__Given instruction__.
Make an exact transcription of the material, leaving out all images.
:: Records provided ::
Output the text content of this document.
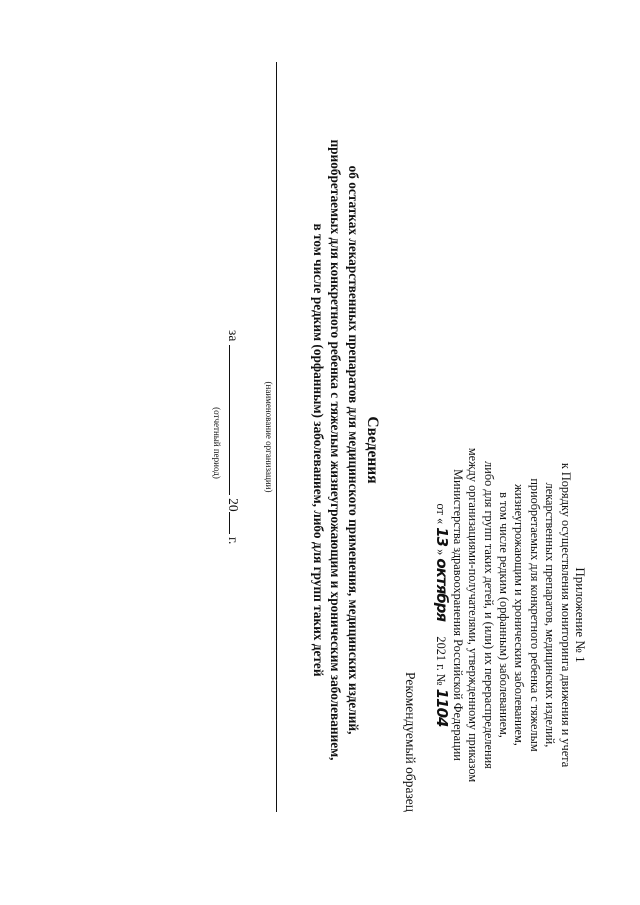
Приложение № 1
к Порядку осуществления мониторинга движения и учета
лекарственных препаратов, медицинских изделий,
приобретаемых для конкретного ребенка с тяжелым
жизнеугрожающим и хроническим заболеванием,
в том числе редким (орфанным) заболеванием,
либо для групп таких детей, и (или) их перераспределения
между организациями-получателями, утвержденному приказом
Министерства здравоохранения Российской Федерации
от « 13 » октября     2021 г. № 1104
Рекомендуемый образец
Сведения
об остатках лекарственных препаратов для медицинского применения, медицинских изделий,
приобретаемых для конкретного ребенка с тяжелым жизнеугрожающим и хроническим заболеванием,
в том числе редким (орфанным) заболеванием, либо для групп таких детей
(наименование организации)
за  20 г.
(отчетный период)
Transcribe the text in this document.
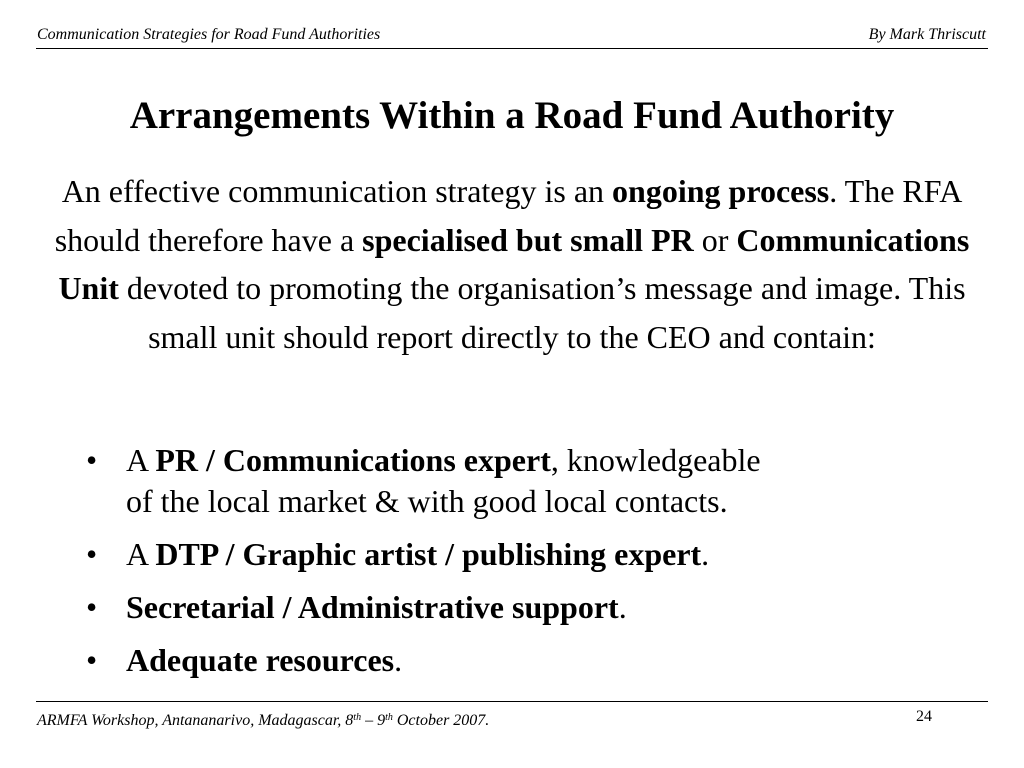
Communication Strategies for Road Fund Authorities	By Mark Thriscutt
Arrangements Within a Road Fund Authority

An effective communication strategy is an ongoing process. The RFA should therefore have a specialised but small PR or Communications Unit devoted to promoting the organisation’s message and image. This small unit should report directly to the CEO and contain:

• A PR / Communications expert, knowledgeable
of the local market & with good local contacts.
• A DTP / Graphic artist / publishing expert.
• Secretarial / Administrative support.
• Adequate resources.
ARMFA Workshop, Antananarivo, Madagascar, 8th – 9th October 2007.	24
:::
__Right answer__.
Output the text content of this document.
Приложение № 1
к Порядку осуществления мониторинга движения и учета
лекарственных препаратов, медицинских изделий,
приобретаемых для конкретного ребенка с тяжелым
жизнеугрожающим и хроническим заболеванием,
в том числе редким (орфанным) заболеванием,
либо для групп таких детей, и (или) их перераспределения
между организациями-получателями, утвержденному приказом
Министерства здравоохранения Российской Федерации
от « 13 » октября     2021 г. № 1104
Рекомендуемый образец
Сведения
об остатках лекарственных препаратов для медицинского применения, медицинских изделий,
приобретаемых для конкретного ребенка с тяжелым жизнеугрожающим и хроническим заболеванием,
в том числе редким (орфанным) заболеванием, либо для групп таких детей
(наименование организации)
за  20 г.
(отчетный период)
Transcribe the text in this document.
Communication Strategies for Road Fund Authorities	By Mark Thriscutt
Arrangements Within a Road Fund Authority

An effective communication strategy is an ongoing process. The RFA should therefore have a specialised but small PR or Communications Unit devoted to promoting the organisation’s message and image. This small unit should report directly to the CEO and contain:

• A PR / Communications expert, knowledgeable
of the local market & with good local contacts.
• A DTP / Graphic artist / publishing expert.
• Secretarial / Administrative support.
• Adequate resources.
ARMFA Workshop, Antananarivo, Madagascar, 8th – 9th October 2007.	24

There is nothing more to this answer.